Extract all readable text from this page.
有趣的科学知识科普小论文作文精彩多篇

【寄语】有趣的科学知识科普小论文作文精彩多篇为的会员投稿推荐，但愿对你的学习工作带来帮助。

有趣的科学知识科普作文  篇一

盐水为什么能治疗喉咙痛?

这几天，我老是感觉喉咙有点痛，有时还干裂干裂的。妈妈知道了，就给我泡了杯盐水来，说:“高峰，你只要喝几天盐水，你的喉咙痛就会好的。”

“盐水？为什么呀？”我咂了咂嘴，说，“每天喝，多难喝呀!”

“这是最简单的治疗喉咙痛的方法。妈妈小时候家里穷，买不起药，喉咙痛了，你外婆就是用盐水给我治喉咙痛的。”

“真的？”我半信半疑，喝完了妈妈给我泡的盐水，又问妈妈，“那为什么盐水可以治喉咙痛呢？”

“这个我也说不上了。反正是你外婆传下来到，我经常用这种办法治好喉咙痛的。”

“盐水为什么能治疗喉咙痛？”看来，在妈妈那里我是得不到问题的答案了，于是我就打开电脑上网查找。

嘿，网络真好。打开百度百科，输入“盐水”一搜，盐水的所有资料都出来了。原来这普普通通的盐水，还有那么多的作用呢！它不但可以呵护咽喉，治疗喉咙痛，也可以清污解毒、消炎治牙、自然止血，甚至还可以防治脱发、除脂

------------

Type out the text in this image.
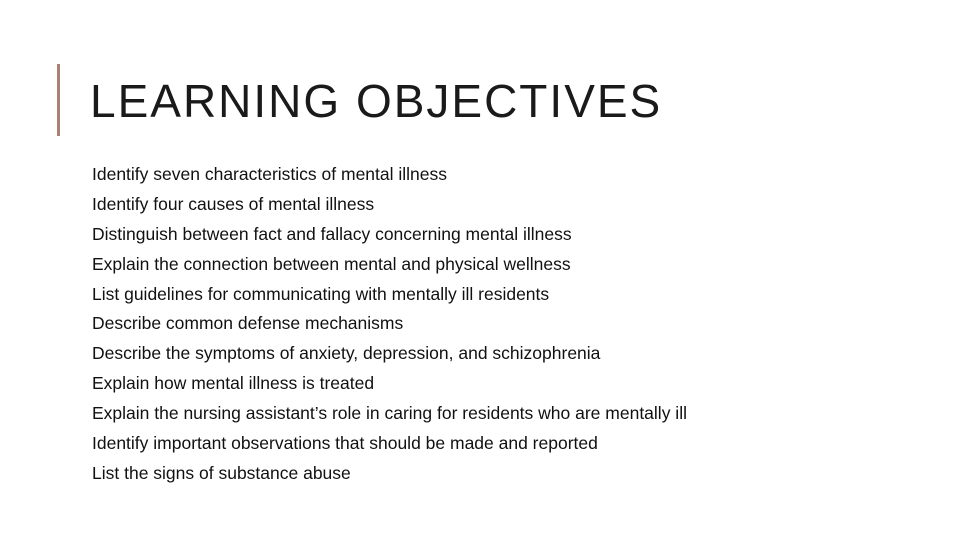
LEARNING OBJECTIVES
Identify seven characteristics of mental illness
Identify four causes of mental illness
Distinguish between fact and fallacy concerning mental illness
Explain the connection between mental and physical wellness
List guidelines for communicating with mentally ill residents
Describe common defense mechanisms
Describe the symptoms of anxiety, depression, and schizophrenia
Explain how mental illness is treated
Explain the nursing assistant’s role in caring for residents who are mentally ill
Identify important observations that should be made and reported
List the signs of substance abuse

------------

WORK TO COMPLETE: In the records above, tally the lines where the word "residents" appears, and give the number and nothing else.

WRITTEN SOLUTION: 2